>> start Stored data

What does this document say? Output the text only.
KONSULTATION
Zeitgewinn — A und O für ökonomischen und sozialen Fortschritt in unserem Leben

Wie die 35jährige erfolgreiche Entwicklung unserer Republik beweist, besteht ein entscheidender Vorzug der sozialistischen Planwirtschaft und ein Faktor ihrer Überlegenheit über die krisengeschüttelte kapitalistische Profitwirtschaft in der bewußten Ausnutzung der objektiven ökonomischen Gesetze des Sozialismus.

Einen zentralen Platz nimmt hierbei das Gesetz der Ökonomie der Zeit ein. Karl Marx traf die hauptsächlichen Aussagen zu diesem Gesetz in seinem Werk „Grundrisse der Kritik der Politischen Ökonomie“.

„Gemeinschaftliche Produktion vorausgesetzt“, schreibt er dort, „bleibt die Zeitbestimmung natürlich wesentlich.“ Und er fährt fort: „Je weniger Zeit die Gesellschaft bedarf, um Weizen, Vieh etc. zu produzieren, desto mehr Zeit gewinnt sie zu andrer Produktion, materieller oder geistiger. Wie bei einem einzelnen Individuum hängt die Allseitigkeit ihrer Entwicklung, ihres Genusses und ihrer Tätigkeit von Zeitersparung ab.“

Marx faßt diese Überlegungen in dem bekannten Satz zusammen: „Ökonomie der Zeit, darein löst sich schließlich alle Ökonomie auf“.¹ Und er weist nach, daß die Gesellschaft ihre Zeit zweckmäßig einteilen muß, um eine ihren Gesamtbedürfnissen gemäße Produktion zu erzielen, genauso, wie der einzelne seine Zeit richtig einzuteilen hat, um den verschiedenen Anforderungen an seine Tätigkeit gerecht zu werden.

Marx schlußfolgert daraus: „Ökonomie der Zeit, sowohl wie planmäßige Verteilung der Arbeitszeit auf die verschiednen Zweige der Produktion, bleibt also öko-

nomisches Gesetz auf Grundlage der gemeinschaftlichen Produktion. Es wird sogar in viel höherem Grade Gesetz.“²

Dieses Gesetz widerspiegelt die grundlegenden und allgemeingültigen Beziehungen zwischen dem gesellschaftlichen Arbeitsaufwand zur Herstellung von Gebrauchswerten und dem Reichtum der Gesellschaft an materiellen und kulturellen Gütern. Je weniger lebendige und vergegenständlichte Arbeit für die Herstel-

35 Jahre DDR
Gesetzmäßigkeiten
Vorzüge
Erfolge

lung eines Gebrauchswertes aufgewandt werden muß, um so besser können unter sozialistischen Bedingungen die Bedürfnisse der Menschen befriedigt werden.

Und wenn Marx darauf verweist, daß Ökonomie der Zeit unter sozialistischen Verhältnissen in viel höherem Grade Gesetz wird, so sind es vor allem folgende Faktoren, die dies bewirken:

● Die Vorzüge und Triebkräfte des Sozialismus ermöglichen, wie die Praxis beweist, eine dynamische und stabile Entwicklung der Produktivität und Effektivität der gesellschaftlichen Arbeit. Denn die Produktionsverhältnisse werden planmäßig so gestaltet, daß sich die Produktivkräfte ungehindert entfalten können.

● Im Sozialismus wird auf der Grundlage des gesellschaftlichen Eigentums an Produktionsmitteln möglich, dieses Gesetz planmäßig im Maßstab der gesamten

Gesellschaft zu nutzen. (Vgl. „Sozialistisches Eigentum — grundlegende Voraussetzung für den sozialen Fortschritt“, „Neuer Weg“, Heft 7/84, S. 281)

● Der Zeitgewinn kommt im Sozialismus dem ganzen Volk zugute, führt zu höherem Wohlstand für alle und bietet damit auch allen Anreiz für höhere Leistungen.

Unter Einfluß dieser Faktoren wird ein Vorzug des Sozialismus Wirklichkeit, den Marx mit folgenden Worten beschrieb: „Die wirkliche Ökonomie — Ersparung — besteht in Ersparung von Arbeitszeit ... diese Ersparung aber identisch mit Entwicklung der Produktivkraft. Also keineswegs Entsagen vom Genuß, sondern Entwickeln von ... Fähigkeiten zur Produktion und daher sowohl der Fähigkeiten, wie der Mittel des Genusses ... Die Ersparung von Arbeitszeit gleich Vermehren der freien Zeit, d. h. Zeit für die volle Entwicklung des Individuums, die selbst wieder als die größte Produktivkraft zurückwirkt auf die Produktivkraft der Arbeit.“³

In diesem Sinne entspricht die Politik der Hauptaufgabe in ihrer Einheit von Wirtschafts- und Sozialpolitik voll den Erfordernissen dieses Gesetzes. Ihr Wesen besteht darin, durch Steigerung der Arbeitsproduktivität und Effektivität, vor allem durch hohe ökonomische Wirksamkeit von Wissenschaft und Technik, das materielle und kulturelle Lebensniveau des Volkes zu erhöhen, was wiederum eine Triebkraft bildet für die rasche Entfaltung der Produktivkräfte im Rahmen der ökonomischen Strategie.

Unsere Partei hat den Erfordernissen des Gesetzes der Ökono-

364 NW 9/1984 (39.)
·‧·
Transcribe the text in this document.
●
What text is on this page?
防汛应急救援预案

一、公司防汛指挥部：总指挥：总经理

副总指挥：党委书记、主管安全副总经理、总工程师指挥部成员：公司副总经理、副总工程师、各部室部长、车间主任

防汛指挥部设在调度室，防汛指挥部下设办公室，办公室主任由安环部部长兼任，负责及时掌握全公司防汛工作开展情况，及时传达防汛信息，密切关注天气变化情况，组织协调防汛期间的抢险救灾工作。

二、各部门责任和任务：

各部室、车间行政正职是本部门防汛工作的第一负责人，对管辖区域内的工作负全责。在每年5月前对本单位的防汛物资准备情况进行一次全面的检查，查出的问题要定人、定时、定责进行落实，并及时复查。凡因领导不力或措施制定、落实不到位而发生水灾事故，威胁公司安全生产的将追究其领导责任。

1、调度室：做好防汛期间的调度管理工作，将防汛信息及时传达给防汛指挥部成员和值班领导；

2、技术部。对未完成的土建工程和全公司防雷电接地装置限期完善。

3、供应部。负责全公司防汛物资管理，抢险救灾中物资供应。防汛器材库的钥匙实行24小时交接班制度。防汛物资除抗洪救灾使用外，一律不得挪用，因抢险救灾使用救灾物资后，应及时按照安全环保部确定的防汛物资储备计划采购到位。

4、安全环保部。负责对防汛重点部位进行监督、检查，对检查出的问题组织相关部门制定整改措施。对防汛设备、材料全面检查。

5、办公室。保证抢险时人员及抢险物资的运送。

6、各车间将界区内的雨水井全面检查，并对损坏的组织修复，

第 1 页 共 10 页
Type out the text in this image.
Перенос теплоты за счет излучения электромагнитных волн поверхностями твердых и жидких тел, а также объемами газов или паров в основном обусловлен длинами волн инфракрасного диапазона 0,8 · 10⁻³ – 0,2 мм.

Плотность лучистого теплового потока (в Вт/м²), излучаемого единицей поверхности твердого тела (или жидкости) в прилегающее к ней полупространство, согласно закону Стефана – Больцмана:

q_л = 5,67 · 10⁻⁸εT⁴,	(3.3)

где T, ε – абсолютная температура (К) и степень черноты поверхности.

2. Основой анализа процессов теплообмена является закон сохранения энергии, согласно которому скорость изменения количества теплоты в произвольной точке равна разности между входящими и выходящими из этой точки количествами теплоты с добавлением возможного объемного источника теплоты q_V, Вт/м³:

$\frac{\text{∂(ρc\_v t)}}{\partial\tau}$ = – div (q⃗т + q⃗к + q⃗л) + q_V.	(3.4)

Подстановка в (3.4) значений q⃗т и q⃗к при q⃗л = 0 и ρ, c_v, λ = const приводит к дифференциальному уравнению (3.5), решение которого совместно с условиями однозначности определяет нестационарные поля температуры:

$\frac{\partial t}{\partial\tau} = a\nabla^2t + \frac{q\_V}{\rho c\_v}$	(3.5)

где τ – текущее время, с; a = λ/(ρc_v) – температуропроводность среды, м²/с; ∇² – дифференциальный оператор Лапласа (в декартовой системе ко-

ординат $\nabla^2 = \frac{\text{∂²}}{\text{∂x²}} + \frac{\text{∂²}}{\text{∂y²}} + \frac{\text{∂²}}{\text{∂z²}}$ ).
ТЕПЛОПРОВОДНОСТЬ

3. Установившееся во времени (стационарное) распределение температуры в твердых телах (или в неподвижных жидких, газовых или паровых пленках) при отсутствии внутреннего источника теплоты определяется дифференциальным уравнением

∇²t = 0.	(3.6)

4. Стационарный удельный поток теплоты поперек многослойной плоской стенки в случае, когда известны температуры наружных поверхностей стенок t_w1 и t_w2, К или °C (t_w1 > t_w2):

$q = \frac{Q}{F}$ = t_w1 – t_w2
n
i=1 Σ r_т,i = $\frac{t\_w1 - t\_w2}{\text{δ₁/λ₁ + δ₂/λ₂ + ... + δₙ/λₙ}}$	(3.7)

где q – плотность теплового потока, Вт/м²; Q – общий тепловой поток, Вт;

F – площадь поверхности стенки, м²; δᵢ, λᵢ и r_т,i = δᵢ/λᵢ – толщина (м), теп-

>> end Stored data

Count how many lines above include the word "Fortschritt" and answer with that figure only.

[Final result]
2